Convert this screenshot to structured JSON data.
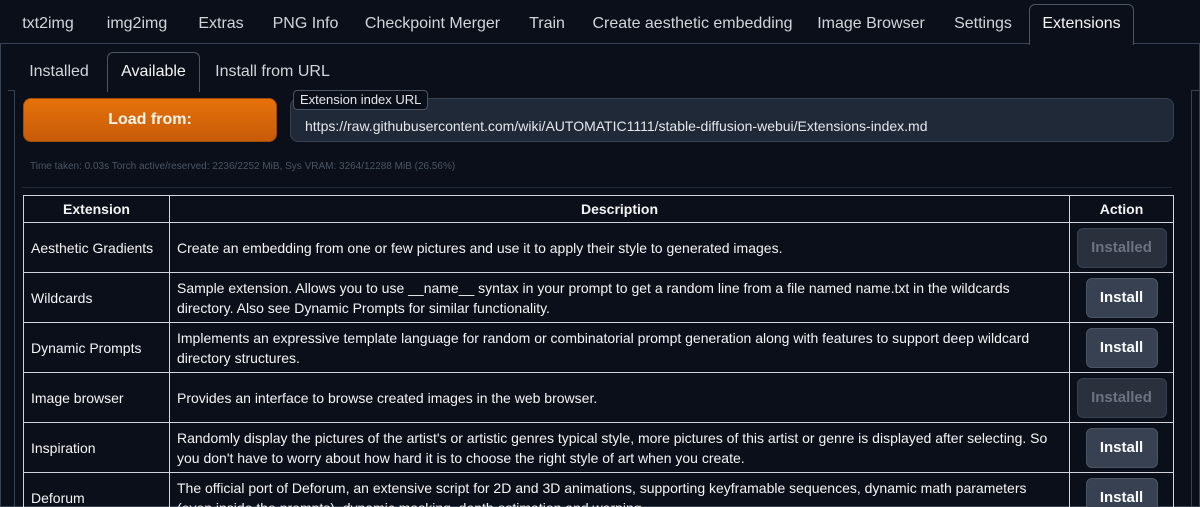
{
  "top_tabs": [
    "txt2img",
    "img2img",
    "Extras",
    "PNG Info",
    "Checkpoint Merger",
    "Train",
    "Create aesthetic embedding",
    "Image Browser",
    "Settings",
    "Extensions"
  ],
  "top_tab_selected": "Extensions",
  "sub_tabs": [
    "Installed",
    "Available",
    "Install from URL"
  ],
  "sub_tab_selected": "Available",
  "load_button_label": "Load from:",
  "index_url": {
    "label": "Extension index URL",
    "value": "https://raw.githubusercontent.com/wiki/AUTOMATIC1111/stable-diffusion-webui/Extensions-index.md"
  },
  "stats_text": "Time taken: 0.03s  Torch active/reserved: 2236/2252 MiB, Sys VRAM: 3264/12288 MiB (26.56%)",
  "table": {
    "headers": [
      "Extension",
      "Description",
      "Action"
    ],
    "rows": [
      {
        "name": "Aesthetic Gradients",
        "description": "Create an embedding from one or few pictures and use it to apply their style to generated images.",
        "action": "Installed",
        "installed": true
      },
      {
        "name": "Wildcards",
        "description": "Sample extension. Allows you to use __name__ syntax in your prompt to get a random line from a file named name.txt in the wildcards directory. Also see Dynamic Prompts for similar functionality.",
        "action": "Install",
        "installed": false
      },
      {
        "name": "Dynamic Prompts",
        "description": "Implements an expressive template language for random or combinatorial prompt generation along with features to support deep wildcard directory structures.",
        "action": "Install",
        "installed": false
      },
      {
        "name": "Image browser",
        "description": "Provides an interface to browse created images in the web browser.",
        "action": "Installed",
        "installed": true
      },
      {
        "name": "Inspiration",
        "description": "Randomly display the pictures of the artist's or artistic genres typical style, more pictures of this artist or genre is displayed after selecting. So you don't have to worry about how hard it is to choose the right style of art when you create.",
        "action": "Install",
        "installed": false
      },
      {
        "name": "Deforum",
        "description": "The official port of Deforum, an extensive script for 2D and 3D animations, supporting keyframable sequences, dynamic math parameters (even inside the prompts), dynamic masking, depth estimation and warping.",
        "action": "Install",
        "installed": false
      }
    ]
  },
  "colors": {
    "background": "#0b0f19",
    "accent_orange": "#e6720b",
    "border": "#374151",
    "table_border": "#d1d5db"
  }
}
....
EXERCISE OBJECTIVE
Restate each of the entries above word for word and skip every image.

RESULT OF THE EXERCISE
Convert this screenshot to structured JSON data.
{
  "top_tabs": [
    "txt2img",
    "img2img",
    "Extras",
    "PNG Info",
    "Checkpoint Merger",
    "Train",
    "Create aesthetic embedding",
    "Image Browser",
    "Settings",
    "Extensions"
  ],
  "top_tab_selected": "Extensions",
  "sub_tabs": [
    "Installed",
    "Available",
    "Install from URL"
  ],
  "sub_tab_selected": "Available",
  "load_button_label": "Load from:",
  "index_url": {
    "label": "Extension index URL",
    "value": "https://raw.githubusercontent.com/wiki/AUTOMATIC1111/stable-diffusion-webui/Extensions-index.md"
  },
  "stats_text": "Time taken: 0.03s  Torch active/reserved: 2236/2252 MiB, Sys VRAM: 3264/12288 MiB (26.56%)",
  "table": {
    "headers": [
      "Extension",
      "Description",
      "Action"
    ],
    "rows": [
      {
        "name": "Aesthetic Gradients",
        "description": "Create an embedding from one or few pictures and use it to apply their style to generated images.",
        "action": "Installed",
        "installed": true
      },
      {
        "name": "Wildcards",
        "description": "Sample extension. Allows you to use __name__ syntax in your prompt to get a random line from a file named name.txt in the wildcards directory. Also see Dynamic Prompts for similar functionality.",
        "action": "Install",
        "installed": false
      },
      {
        "name": "Dynamic Prompts",
        "description": "Implements an expressive template language for random or combinatorial prompt generation along with features to support deep wildcard directory structures.",
        "action": "Install",
        "installed": false
      },
      {
        "name": "Image browser",
        "description": "Provides an interface to browse created images in the web browser.",
        "action": "Installed",
        "installed": true
      },
      {
        "name": "Inspiration",
        "description": "Randomly display the pictures of the artist's or artistic genres typical style, more pictures of this artist or genre is displayed after selecting. So you don't have to worry about how hard it is to choose the right style of art when you create.",
        "action": "Install",
        "installed": false
      },
      {
        "name": "Deforum",
        "description": "The official port of Deforum, an extensive script for 2D and 3D animations, supporting keyframable sequences, dynamic math parameters (even inside the prompts), dynamic masking, depth estimation and warping.",
        "action": "Install",
        "installed": false
      }
    ]
  },
  "colors": {
    "background": "#0b0f19",
    "accent_orange": "#e6720b",
    "border": "#374151",
    "table_border": "#d1d5db"
  }
}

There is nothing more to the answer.